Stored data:
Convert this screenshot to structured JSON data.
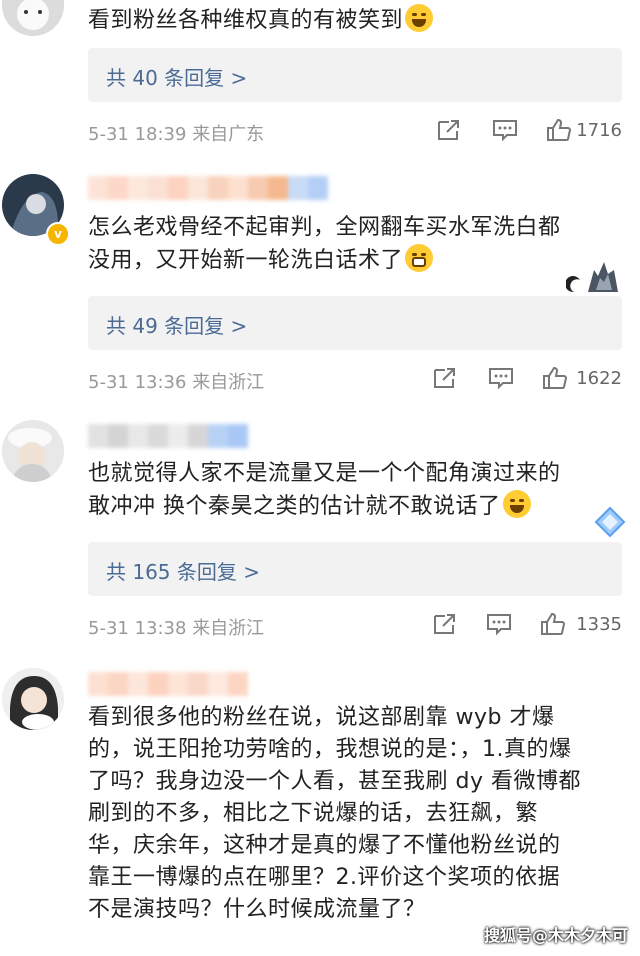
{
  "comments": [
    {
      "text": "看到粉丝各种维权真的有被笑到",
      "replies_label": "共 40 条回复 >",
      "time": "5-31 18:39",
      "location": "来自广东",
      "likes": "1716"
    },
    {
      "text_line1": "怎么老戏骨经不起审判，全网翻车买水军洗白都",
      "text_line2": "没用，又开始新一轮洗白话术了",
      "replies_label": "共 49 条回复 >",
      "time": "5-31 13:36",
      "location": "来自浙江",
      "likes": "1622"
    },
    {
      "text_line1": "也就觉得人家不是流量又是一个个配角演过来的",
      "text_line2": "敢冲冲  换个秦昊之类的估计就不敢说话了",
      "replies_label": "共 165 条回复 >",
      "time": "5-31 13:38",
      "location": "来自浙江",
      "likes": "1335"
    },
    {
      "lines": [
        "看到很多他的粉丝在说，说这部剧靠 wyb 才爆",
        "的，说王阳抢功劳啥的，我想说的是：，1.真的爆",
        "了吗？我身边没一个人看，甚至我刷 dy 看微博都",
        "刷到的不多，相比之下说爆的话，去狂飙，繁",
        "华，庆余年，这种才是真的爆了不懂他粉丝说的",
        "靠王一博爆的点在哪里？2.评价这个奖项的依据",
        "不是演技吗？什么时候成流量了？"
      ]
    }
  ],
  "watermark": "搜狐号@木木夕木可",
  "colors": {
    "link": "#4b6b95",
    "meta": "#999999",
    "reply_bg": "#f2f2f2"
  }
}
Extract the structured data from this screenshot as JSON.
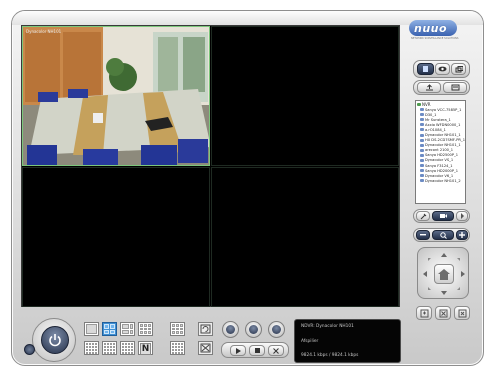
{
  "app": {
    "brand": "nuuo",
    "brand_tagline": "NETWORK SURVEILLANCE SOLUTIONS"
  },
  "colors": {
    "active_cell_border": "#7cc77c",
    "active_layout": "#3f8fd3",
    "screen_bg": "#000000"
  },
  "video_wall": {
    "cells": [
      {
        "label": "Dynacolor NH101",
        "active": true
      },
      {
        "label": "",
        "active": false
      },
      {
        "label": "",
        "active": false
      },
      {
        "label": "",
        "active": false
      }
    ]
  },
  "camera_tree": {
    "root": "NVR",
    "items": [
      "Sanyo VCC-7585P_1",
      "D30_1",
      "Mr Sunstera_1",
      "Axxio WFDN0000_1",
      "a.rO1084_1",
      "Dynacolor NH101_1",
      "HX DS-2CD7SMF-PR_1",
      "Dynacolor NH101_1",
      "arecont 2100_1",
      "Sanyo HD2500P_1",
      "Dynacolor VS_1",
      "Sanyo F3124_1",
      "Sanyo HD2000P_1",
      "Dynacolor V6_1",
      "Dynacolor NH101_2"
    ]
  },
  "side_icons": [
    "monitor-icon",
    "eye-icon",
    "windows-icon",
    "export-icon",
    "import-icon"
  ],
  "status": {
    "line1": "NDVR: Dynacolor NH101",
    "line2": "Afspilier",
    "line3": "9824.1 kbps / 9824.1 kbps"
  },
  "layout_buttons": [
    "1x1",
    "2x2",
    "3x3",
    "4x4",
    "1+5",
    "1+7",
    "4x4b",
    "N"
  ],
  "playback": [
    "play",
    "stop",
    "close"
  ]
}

■ **Given exercise**:
Out of the material above, select every line that holds the string "time".

■ **Worked solution**:
      "time": "5-31 18:39",
      "time": "5-31 13:36",
      "time": "5-31 13:38",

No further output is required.